EXERCISE PROMPT: Give the number of lines in this listing that contain "color", with no other words.

EXERCISE MATERIALS:

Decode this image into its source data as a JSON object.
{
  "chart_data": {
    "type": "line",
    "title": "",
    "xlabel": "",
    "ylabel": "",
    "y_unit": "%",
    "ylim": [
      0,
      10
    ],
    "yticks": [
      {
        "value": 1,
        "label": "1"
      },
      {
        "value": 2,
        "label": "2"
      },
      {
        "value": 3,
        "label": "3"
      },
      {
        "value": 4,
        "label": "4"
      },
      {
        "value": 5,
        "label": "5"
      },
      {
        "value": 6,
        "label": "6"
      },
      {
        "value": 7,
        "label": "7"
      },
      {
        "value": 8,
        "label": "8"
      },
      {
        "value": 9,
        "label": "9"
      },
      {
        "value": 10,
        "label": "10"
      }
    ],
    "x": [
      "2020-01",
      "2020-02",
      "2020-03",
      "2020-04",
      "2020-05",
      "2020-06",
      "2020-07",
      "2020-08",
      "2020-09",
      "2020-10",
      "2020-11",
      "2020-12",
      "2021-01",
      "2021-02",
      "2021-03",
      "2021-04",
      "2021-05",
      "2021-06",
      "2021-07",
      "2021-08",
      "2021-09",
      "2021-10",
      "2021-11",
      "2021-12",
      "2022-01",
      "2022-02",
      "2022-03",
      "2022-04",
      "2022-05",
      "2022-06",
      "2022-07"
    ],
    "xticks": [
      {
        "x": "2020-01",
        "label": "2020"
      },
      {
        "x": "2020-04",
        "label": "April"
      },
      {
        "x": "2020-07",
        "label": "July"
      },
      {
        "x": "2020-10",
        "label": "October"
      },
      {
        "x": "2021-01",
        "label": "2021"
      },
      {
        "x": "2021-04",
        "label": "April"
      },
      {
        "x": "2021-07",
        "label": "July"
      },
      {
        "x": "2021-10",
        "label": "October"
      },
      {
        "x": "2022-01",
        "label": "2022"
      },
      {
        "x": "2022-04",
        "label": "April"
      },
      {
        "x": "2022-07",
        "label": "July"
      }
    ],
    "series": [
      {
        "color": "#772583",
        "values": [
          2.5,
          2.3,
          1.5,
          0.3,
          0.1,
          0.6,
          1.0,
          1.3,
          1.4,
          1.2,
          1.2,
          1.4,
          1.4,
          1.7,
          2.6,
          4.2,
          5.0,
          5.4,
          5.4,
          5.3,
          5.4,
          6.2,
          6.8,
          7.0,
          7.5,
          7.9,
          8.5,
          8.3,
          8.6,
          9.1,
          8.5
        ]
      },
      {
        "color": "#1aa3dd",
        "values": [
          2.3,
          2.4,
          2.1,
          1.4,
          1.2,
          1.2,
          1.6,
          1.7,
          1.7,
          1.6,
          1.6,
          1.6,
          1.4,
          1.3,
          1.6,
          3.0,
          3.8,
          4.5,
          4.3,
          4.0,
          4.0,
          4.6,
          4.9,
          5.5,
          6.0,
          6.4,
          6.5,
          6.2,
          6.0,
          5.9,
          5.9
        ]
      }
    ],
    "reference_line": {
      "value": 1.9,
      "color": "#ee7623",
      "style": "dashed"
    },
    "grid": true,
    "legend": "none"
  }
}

TASK RESPONSE: 3